• [MATERIAL PROVIDED]:
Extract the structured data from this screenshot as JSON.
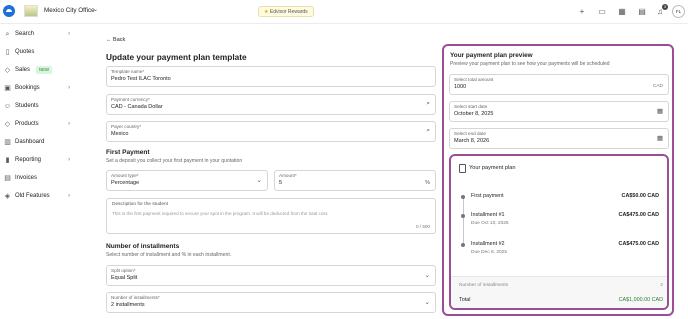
{
  "topbar": {
    "office_name": "Mexico City Office",
    "rewards_label": "Edvisor Rewards",
    "notification_count": "3",
    "avatar_initials": "FL"
  },
  "sidebar": {
    "items": [
      {
        "label": "Search",
        "icon": "search-icon"
      },
      {
        "label": "Quotes",
        "icon": "document-icon"
      },
      {
        "label": "Sales",
        "icon": "tag-icon",
        "badge": "NEW"
      },
      {
        "label": "Bookings",
        "icon": "briefcase-icon"
      },
      {
        "label": "Students",
        "icon": "user-icon"
      },
      {
        "label": "Products",
        "icon": "tag-icon"
      },
      {
        "label": "Dashboard",
        "icon": "chart-icon"
      },
      {
        "label": "Reporting",
        "icon": "bar-chart-icon"
      },
      {
        "label": "Invoices",
        "icon": "receipt-icon"
      },
      {
        "label": "Old Features",
        "icon": "layers-icon"
      }
    ]
  },
  "main": {
    "back_label": "Back",
    "title": "Update your payment plan template",
    "template_name": {
      "label": "Template name*",
      "value": "Pedro Test ILAC Toronto"
    },
    "payment_currency": {
      "label": "Payment currency*",
      "value": "CAD - Canada Dollar"
    },
    "payer_country": {
      "label": "Payer country*",
      "value": "Mexico"
    },
    "first_payment": {
      "title": "First Payment",
      "subtitle": "Set a deposit you collect your first payment in your quotation",
      "amount_type": {
        "label": "Amount type*",
        "value": "Percentage"
      },
      "amount": {
        "label": "Amount*",
        "value": "5",
        "suffix": "%"
      },
      "description": {
        "label": "Description for the student",
        "hint": "This is the first payment required to secure your spot in the program. It will be deducted from the total cost.",
        "count": "0 / 500"
      }
    },
    "installments": {
      "title": "Number of installments",
      "subtitle": "Select number of installment and % in each installment.",
      "split_option": {
        "label": "Split option*",
        "value": "Equal Split"
      },
      "number": {
        "label": "Number of installments*",
        "value": "2 installments"
      }
    }
  },
  "preview": {
    "title": "Your payment plan preview",
    "subtitle": "Preview your payment plan to see how your payments will be scheduled",
    "total_amount": {
      "label": "Select total amount",
      "value": "1000",
      "suffix": "CAD"
    },
    "start_date": {
      "label": "Select start date",
      "value": "October 8, 2025"
    },
    "end_date": {
      "label": "Select end date",
      "value": "March 8, 2026"
    },
    "plan": {
      "title": "Your payment plan",
      "items": [
        {
          "name": "First payment",
          "amount": "CA$50.00 CAD",
          "due": ""
        },
        {
          "name": "Installment #1",
          "amount": "CA$475.00 CAD",
          "due": "Due Oct 10, 2025"
        },
        {
          "name": "Installment #2",
          "amount": "CA$475.00 CAD",
          "due": "Due Dec 8, 2025"
        }
      ],
      "num_installments_label": "Number of installments",
      "num_installments_value": "2",
      "total_label": "Total",
      "total_value": "CA$1,000.00 CAD"
    }
  },
  "colors": {
    "accent": "#9c4d98",
    "brand": "#1f6fd6",
    "total_green": "#2e7d32"
  }
}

• [EXERCISE REQUIREMENTS]: Pictures are to be left out; all else in the entries above is to be quoted exactly.

• [EXERCISE RESPONSE]:
Extract the structured data from this screenshot as JSON.
{
  "topbar": {
    "office_name": "Mexico City Office",
    "rewards_label": "Edvisor Rewards",
    "notification_count": "3",
    "avatar_initials": "FL"
  },
  "sidebar": {
    "items": [
      {
        "label": "Search",
        "icon": "search-icon"
      },
      {
        "label": "Quotes",
        "icon": "document-icon"
      },
      {
        "label": "Sales",
        "icon": "tag-icon",
        "badge": "NEW"
      },
      {
        "label": "Bookings",
        "icon": "briefcase-icon"
      },
      {
        "label": "Students",
        "icon": "user-icon"
      },
      {
        "label": "Products",
        "icon": "tag-icon"
      },
      {
        "label": "Dashboard",
        "icon": "chart-icon"
      },
      {
        "label": "Reporting",
        "icon": "bar-chart-icon"
      },
      {
        "label": "Invoices",
        "icon": "receipt-icon"
      },
      {
        "label": "Old Features",
        "icon": "layers-icon"
      }
    ]
  },
  "main": {
    "back_label": "Back",
    "title": "Update your payment plan template",
    "template_name": {
      "label": "Template name*",
      "value": "Pedro Test ILAC Toronto"
    },
    "payment_currency": {
      "label": "Payment currency*",
      "value": "CAD - Canada Dollar"
    },
    "payer_country": {
      "label": "Payer country*",
      "value": "Mexico"
    },
    "first_payment": {
      "title": "First Payment",
      "subtitle": "Set a deposit you collect your first payment in your quotation",
      "amount_type": {
        "label": "Amount type*",
        "value": "Percentage"
      },
      "amount": {
        "label": "Amount*",
        "value": "5",
        "suffix": "%"
      },
      "description": {
        "label": "Description for the student",
        "hint": "This is the first payment required to secure your spot in the program. It will be deducted from the total cost.",
        "count": "0 / 500"
      }
    },
    "installments": {
      "title": "Number of installments",
      "subtitle": "Select number of installment and % in each installment.",
      "split_option": {
        "label": "Split option*",
        "value": "Equal Split"
      },
      "number": {
        "label": "Number of installments*",
        "value": "2 installments"
      }
    }
  },
  "preview": {
    "title": "Your payment plan preview",
    "subtitle": "Preview your payment plan to see how your payments will be scheduled",
    "total_amount": {
      "label": "Select total amount",
      "value": "1000",
      "suffix": "CAD"
    },
    "start_date": {
      "label": "Select start date",
      "value": "October 8, 2025"
    },
    "end_date": {
      "label": "Select end date",
      "value": "March 8, 2026"
    },
    "plan": {
      "title": "Your payment plan",
      "items": [
        {
          "name": "First payment",
          "amount": "CA$50.00 CAD",
          "due": ""
        },
        {
          "name": "Installment #1",
          "amount": "CA$475.00 CAD",
          "due": "Due Oct 10, 2025"
        },
        {
          "name": "Installment #2",
          "amount": "CA$475.00 CAD",
          "due": "Due Dec 8, 2025"
        }
      ],
      "num_installments_label": "Number of installments",
      "num_installments_value": "2",
      "total_label": "Total",
      "total_value": "CA$1,000.00 CAD"
    }
  },
  "colors": {
    "accent": "#9c4d98",
    "brand": "#1f6fd6",
    "total_green": "#2e7d32"
  }
}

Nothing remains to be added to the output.